*Task directions*
Of all the lines in this data, how many include "都是等边三角形"? Respond with the number only.

========

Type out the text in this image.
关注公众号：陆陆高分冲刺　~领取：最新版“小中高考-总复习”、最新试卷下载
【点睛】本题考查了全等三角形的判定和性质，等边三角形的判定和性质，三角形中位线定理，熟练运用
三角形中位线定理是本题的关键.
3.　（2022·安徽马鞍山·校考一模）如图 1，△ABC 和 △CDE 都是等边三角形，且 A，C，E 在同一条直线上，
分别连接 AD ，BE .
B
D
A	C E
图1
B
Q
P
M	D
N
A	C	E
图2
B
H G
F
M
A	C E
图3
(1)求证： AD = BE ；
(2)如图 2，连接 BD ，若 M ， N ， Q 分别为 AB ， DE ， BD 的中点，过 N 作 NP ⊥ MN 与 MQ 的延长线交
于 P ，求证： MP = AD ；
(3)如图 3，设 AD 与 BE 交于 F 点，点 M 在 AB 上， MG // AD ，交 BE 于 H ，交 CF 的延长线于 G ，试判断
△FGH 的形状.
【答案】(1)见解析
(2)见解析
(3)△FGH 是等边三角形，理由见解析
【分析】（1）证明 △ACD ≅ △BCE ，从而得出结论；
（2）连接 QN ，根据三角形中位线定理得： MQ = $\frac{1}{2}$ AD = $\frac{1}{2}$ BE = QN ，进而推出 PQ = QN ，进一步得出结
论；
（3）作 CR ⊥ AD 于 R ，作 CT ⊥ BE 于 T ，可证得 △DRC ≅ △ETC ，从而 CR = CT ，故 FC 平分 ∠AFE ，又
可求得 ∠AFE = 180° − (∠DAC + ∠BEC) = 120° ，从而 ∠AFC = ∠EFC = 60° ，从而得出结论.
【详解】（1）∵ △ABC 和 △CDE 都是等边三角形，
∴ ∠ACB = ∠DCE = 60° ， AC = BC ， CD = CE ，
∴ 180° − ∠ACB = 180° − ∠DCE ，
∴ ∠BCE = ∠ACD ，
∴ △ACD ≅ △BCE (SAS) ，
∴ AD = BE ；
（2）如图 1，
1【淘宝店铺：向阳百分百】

========

*Result*
2